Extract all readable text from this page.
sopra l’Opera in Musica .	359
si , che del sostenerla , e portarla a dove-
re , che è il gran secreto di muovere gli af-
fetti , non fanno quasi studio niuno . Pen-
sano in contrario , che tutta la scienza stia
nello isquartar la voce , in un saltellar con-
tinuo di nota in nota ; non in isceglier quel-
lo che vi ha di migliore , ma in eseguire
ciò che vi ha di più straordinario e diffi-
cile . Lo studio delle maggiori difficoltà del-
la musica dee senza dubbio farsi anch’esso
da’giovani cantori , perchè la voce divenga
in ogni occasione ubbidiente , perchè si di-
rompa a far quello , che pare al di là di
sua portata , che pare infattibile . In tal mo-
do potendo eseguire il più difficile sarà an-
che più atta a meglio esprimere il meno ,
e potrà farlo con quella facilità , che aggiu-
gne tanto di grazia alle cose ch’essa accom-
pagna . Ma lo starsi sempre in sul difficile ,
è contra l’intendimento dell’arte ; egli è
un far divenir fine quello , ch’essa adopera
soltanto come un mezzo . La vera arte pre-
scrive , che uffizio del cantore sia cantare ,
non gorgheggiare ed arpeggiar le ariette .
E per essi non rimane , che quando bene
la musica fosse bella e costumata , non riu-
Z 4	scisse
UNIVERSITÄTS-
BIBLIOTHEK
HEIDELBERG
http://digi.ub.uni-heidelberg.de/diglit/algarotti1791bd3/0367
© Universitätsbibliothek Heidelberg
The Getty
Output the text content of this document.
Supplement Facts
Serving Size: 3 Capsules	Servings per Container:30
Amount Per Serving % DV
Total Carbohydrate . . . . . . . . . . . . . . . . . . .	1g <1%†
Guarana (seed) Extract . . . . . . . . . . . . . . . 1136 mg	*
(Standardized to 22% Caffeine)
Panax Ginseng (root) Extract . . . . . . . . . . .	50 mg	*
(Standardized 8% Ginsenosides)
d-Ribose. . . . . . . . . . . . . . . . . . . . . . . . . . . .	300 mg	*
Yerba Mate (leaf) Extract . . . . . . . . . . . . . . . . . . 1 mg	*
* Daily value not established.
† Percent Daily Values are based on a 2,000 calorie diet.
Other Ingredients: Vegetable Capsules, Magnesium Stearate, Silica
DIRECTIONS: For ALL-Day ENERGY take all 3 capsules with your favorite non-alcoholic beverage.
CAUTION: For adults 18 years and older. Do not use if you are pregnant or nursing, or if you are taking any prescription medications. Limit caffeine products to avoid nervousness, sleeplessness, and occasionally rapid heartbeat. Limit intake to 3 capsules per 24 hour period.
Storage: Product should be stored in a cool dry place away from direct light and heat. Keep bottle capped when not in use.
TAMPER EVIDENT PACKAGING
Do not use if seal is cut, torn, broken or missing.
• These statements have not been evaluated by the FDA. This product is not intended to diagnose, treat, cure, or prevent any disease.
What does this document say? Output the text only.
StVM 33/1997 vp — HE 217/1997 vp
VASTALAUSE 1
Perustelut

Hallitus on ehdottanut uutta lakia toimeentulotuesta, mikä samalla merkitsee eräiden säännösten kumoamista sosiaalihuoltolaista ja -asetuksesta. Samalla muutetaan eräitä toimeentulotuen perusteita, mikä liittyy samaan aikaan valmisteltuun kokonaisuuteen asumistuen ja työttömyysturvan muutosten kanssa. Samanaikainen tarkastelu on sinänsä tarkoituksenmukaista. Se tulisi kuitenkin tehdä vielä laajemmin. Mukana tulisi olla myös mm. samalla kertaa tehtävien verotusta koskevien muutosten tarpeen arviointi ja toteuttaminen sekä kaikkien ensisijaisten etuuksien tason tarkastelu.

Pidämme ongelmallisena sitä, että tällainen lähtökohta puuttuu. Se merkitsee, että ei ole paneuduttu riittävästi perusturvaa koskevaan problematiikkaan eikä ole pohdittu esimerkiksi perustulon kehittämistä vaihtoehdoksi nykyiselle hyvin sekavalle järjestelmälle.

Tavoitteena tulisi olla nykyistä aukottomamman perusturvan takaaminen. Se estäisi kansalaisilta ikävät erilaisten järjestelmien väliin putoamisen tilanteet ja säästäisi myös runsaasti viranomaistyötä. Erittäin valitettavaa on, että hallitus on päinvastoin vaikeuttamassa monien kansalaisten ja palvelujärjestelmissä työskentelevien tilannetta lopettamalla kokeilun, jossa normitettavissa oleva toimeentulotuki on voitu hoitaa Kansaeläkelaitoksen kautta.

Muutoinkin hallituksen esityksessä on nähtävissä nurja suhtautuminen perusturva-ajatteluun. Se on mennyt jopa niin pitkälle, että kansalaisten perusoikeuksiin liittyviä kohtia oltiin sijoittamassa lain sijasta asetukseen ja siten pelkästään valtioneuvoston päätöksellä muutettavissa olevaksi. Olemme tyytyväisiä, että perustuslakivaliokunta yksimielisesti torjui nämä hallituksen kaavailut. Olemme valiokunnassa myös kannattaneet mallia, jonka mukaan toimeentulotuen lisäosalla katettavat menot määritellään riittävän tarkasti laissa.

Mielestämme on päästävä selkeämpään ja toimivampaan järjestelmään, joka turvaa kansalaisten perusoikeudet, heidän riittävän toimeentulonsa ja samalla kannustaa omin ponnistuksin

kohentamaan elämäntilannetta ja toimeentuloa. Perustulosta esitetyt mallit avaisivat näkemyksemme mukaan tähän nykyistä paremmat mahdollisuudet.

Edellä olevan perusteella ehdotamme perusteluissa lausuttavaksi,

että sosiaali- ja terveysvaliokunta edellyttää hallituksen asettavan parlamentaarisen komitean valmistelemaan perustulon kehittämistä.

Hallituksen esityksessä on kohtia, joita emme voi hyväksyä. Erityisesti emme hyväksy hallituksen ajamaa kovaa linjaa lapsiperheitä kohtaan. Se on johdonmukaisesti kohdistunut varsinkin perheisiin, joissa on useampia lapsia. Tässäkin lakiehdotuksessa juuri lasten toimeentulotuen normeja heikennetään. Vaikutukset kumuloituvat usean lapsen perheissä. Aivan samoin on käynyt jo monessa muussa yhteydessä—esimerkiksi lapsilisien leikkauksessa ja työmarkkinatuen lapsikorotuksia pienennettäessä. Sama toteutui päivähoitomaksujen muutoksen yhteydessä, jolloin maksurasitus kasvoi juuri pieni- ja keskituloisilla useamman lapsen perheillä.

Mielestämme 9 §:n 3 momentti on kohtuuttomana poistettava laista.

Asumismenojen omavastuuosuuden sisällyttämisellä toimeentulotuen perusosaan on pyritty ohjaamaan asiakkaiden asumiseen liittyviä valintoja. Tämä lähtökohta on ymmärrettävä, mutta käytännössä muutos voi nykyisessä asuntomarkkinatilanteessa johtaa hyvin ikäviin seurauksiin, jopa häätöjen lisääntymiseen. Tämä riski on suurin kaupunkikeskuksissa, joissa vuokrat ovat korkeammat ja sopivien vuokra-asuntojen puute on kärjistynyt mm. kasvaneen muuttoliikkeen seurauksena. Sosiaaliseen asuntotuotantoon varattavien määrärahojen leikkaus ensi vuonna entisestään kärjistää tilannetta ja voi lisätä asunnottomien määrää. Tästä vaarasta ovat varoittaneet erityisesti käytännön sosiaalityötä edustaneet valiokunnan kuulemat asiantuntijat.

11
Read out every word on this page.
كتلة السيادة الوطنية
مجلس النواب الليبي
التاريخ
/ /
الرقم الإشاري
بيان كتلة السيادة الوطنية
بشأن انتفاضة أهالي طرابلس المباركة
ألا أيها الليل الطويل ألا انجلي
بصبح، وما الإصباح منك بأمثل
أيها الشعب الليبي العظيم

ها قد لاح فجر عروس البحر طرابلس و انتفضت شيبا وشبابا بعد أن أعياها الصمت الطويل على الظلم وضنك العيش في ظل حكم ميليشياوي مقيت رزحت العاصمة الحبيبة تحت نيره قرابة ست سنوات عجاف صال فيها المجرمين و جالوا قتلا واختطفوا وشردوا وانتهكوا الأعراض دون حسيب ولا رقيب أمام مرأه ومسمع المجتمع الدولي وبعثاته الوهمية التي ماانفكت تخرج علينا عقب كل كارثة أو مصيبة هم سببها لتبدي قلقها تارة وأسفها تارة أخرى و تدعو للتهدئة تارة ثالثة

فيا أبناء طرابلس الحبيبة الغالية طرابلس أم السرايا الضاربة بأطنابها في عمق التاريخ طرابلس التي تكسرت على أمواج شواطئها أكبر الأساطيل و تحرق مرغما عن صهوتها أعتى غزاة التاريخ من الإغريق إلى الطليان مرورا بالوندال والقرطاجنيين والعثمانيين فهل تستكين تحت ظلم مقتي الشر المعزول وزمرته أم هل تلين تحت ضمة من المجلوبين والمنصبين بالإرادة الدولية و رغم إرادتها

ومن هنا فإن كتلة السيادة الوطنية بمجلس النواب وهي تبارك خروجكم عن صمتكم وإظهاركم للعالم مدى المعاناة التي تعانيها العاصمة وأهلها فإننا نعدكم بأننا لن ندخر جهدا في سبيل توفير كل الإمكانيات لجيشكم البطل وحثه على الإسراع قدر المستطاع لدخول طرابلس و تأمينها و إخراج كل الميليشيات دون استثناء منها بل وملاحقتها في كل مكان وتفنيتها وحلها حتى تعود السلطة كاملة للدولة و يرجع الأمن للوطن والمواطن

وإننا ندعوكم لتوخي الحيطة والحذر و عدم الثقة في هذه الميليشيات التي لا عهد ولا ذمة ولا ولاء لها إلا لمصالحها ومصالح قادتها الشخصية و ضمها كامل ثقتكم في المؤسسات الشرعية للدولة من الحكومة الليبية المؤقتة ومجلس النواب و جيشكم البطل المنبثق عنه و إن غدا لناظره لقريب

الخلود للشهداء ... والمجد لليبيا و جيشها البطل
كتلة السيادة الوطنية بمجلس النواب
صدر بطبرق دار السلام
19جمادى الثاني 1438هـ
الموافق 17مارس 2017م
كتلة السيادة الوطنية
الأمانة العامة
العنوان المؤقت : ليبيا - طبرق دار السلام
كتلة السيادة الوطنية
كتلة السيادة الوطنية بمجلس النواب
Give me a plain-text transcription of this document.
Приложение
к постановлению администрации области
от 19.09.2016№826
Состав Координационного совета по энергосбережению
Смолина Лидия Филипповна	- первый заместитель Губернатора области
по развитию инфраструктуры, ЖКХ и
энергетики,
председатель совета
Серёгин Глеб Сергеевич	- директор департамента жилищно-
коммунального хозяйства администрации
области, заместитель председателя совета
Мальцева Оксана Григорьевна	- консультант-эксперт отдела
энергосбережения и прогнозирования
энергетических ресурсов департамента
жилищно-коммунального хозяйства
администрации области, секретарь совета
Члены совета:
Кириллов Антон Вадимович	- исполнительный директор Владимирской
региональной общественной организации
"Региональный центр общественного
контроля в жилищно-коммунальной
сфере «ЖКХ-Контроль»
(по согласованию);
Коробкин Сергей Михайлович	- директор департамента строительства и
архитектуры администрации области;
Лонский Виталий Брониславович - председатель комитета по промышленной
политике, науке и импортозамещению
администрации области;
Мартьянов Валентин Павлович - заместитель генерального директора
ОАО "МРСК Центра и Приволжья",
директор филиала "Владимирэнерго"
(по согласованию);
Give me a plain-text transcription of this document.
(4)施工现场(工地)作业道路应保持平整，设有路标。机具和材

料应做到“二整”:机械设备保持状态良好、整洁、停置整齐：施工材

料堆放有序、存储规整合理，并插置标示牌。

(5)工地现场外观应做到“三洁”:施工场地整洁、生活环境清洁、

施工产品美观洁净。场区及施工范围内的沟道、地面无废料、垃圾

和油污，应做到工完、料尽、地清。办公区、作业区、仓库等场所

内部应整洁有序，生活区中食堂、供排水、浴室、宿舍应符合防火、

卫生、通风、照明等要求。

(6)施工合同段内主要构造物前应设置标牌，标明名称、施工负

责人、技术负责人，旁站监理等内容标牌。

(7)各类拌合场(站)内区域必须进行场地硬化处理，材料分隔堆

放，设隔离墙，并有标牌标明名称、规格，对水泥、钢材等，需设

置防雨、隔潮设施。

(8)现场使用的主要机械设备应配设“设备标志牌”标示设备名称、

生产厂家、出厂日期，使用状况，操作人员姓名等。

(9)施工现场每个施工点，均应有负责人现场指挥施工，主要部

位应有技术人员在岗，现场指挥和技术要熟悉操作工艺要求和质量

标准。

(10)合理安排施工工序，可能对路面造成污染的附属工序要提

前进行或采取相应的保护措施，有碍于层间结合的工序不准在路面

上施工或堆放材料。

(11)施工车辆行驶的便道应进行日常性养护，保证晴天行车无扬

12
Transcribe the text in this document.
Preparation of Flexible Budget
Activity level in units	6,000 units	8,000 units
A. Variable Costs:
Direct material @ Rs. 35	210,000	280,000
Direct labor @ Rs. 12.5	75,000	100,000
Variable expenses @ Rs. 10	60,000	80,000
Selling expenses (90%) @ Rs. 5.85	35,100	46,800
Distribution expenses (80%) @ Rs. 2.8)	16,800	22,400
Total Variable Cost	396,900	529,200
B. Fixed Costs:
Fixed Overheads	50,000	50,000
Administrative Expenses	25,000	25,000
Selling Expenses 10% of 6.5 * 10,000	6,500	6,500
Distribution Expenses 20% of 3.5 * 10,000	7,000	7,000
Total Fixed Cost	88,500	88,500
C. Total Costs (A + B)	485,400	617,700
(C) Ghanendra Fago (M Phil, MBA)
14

- - - - - - -

# Aim of the exercise
Check every line of the data above for the string "quello", and copy those that have it.

# Completed exercise
rompa a far quello , che pare al di là di
un far divenir fine quello , ch’essa adopera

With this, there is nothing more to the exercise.